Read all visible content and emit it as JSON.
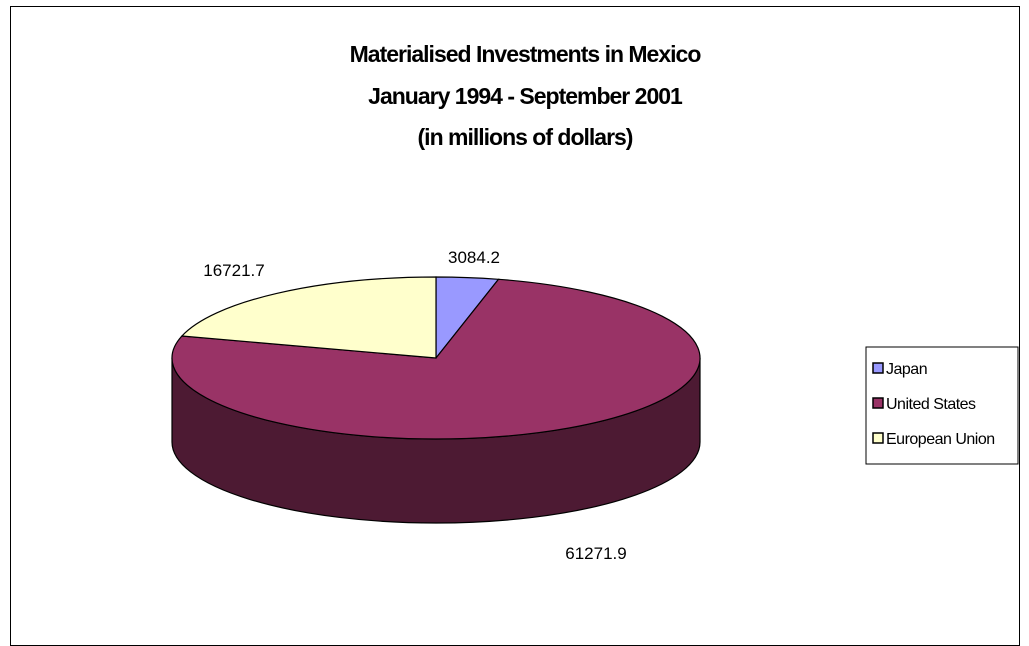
{
  "chart_data": {
    "type": "pie",
    "style": "3d",
    "title": [
      "Materialised Investments in Mexico",
      "January 1994 - September 2001",
      "(in millions of dollars)"
    ],
    "series": [
      {
        "name": "Japan",
        "value": 3084.2,
        "color": "#9999ff",
        "dark": "#4c4c80"
      },
      {
        "name": "United States",
        "value": 61271.9,
        "color": "#993366",
        "dark": "#4d1a33"
      },
      {
        "name": "European Union",
        "value": 16721.7,
        "color": "#ffffcc",
        "dark": "#808066"
      }
    ],
    "data_labels": [
      "3084.2",
      "61271.9",
      "16721.7"
    ],
    "legend": {
      "placement": "right",
      "entries": [
        "Japan",
        "United States",
        "European Union"
      ]
    }
  }
}
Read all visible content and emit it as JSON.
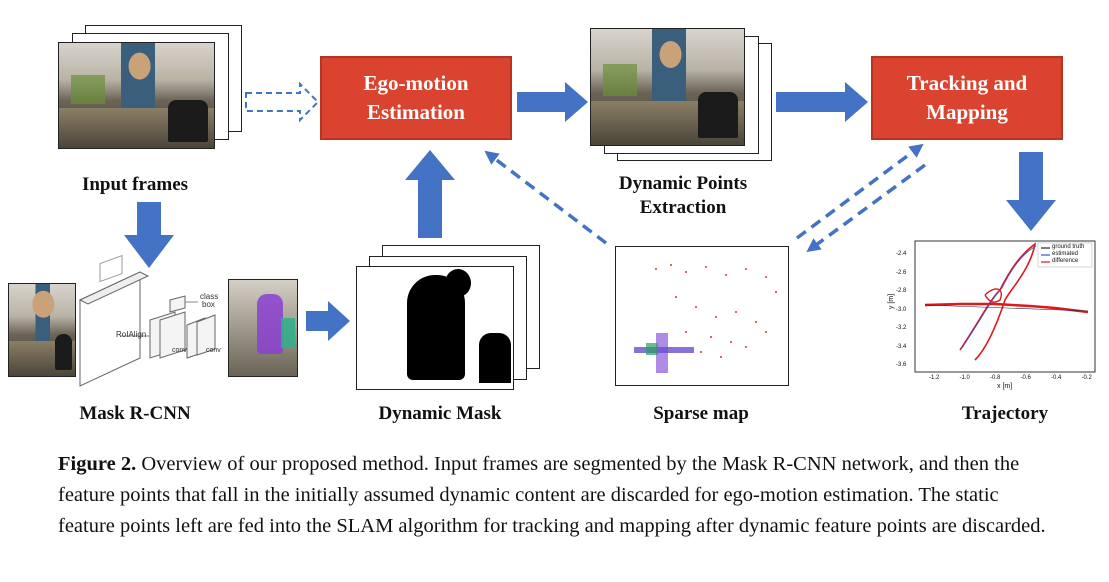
{
  "nodes": {
    "input_frames": "Input frames",
    "ego_motion": "Ego-motion\nEstimation",
    "dynamic_points": "Dynamic Points\nExtraction",
    "tracking_mapping": "Tracking and\nMapping",
    "mask_rcnn": "Mask R-CNN",
    "dynamic_mask": "Dynamic Mask",
    "sparse_map": "Sparse map",
    "trajectory": "Trajectory"
  },
  "mask_rcnn_labels": {
    "roialign": "RoIAlign",
    "class": "class",
    "box": "box",
    "conv1": "conv",
    "conv2": "conv"
  },
  "trajectory_plot": {
    "ylabel": "y [m]",
    "xlabel": "x [m]",
    "yticks": [
      "-2.4",
      "-2.6",
      "-2.8",
      "-3.0",
      "-3.2",
      "-3.4",
      "-3.6"
    ],
    "xticks": [
      "-1.2",
      "-1.0",
      "-0.8",
      "-0.6",
      "-0.4",
      "-0.2"
    ],
    "legend": [
      "ground truth",
      "estimated",
      "difference"
    ],
    "colors": {
      "ground_truth": "#222244",
      "estimated": "#3355dd",
      "difference": "#e01818"
    }
  },
  "caption": {
    "label": "Figure 2.",
    "text": " Overview of our proposed method. Input frames are segmented by the Mask R-CNN network, and then the feature points that fall in the initially assumed dynamic content are discarded for ego-motion estimation. The static feature points left are fed into the SLAM algorithm for tracking and mapping after dynamic feature points are discarded."
  },
  "colors": {
    "box_fill": "#d9432f",
    "arrow": "#4472c4"
  }
}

====

## Short exercise
Take every line that includes the string "frames" and copy it.

## Output of the exercise
    "input_frames": "Input frames",
    "text": " Overview of our proposed method. Input frames are segmented by the Mask R-CNN network, and then the feature points that fall in the initially assumed dynamic content are discarded for ego-motion estimation. The static feature points left are fed into the SLAM algorithm for tracking and mapping after dynamic feature points are discarded."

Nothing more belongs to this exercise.